Request: Write the count of lines that contain the word "المهاجرين" and nothing else.

>> START

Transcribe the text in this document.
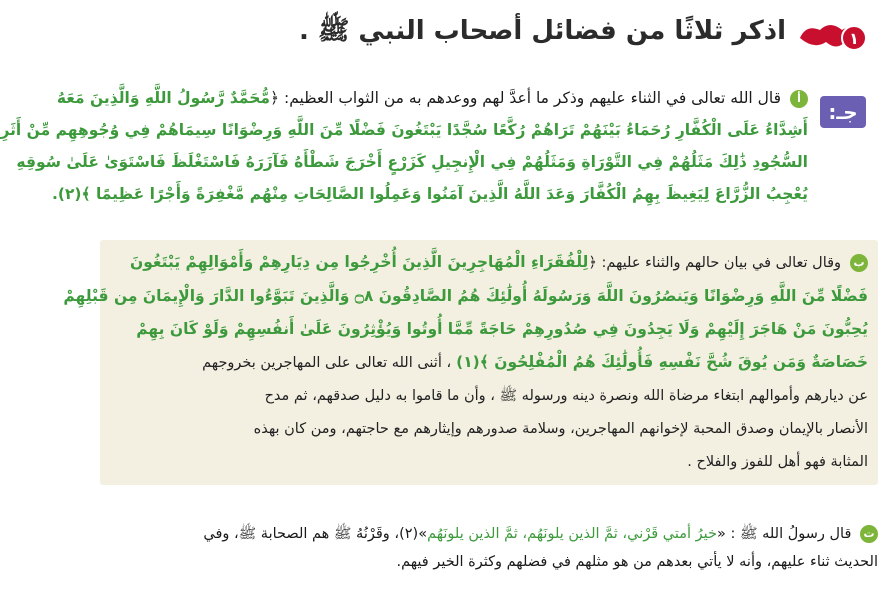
١
اذكر ثلاثًا من فضائل أصحاب النبي ﷺ .
جـ:
أ قال الله تعالى في الثناء عليهم وذكر ما أعدَّ لهم ووعدهم به من الثواب العظيم: ﴿مُّحَمَّدٌ رَّسُولُ اللَّهِ وَالَّذِينَ مَعَهُ
أَشِدَّاءُ عَلَى الْكُفَّارِ رُحَمَاءُ بَيْنَهُمْ تَرَاهُمْ رُكَّعًا سُجَّدًا يَبْتَغُونَ فَضْلًا مِّنَ اللَّهِ وَرِضْوَانًا سِيمَاهُمْ فِي وُجُوهِهِم مِّنْ أَثَرِ
السُّجُودِ ذَٰلِكَ مَثَلُهُمْ فِي التَّوْرَاةِ وَمَثَلُهُمْ فِي الْإِنجِيلِ كَزَرْعٍ أَخْرَجَ شَطْأَهُ فَآزَرَهُ فَاسْتَغْلَظَ فَاسْتَوَىٰ عَلَىٰ سُوقِهِ
يُعْجِبُ الزُّرَّاعَ لِيَغِيظَ بِهِمُ الْكُفَّارَ وَعَدَ اللَّهُ الَّذِينَ آمَنُوا وَعَمِلُوا الصَّالِحَاتِ مِنْهُم مَّغْفِرَةً وَأَجْرًا عَظِيمًا ﴾(٢).
ب وقال تعالى في بيان حالهم والثناء عليهم: ﴿لِلْفُقَرَاءِ الْمُهَاجِرِينَ الَّذِينَ أُخْرِجُوا مِن دِيَارِهِمْ وَأَمْوَالِهِمْ يَبْتَغُونَ
فَضْلًا مِّنَ اللَّهِ وَرِضْوَانًا وَيَنصُرُونَ اللَّهَ وَرَسُولَهُ أُولَٰئِكَ هُمُ الصَّادِقُونَ ۝٨ وَالَّذِينَ تَبَوَّءُوا الدَّارَ وَالْإِيمَانَ مِن قَبْلِهِمْ
يُحِبُّونَ مَنْ هَاجَرَ إِلَيْهِمْ وَلَا يَجِدُونَ فِي صُدُورِهِمْ حَاجَةً مِّمَّا أُوتُوا وَيُؤْثِرُونَ عَلَىٰ أَنفُسِهِمْ وَلَوْ كَانَ بِهِمْ
خَصَاصَةٌ وَمَن يُوقَ شُحَّ نَفْسِهِ فَأُولَٰئِكَ هُمُ الْمُفْلِحُونَ ﴾(١) ، أثنى الله تعالى على المهاجرين بخروجهم
عن ديارهم وأموالهم ابتغاء مرضاة الله ونصرة دينه ورسوله ﷺ ، وأن ما قاموا به دليل صدقهم، ثم مدح
الأنصار بالإيمان وصدق المحبة لإخوانهم المهاجرين، وسلامة صدورهم وإيثارهم مع حاجتهم، ومن كان بهذه
المثابة فهو أهل للفوز والفلاح .
ت قال رسولُ الله ﷺ : «خيرُ أمتي قَرْني، ثمَّ الذين يلونَهُم، ثمَّ الذين يلونَهُم»(٢)، وقَرْنُهُ ﷺ هم الصحابة ﷺ، وفي
الحديث ثناء عليهم، وأنه لا يأتي بعدهم من هو مثلهم في فضلهم وكثرة الخير فيهم.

>> END

Output of the exercise: 2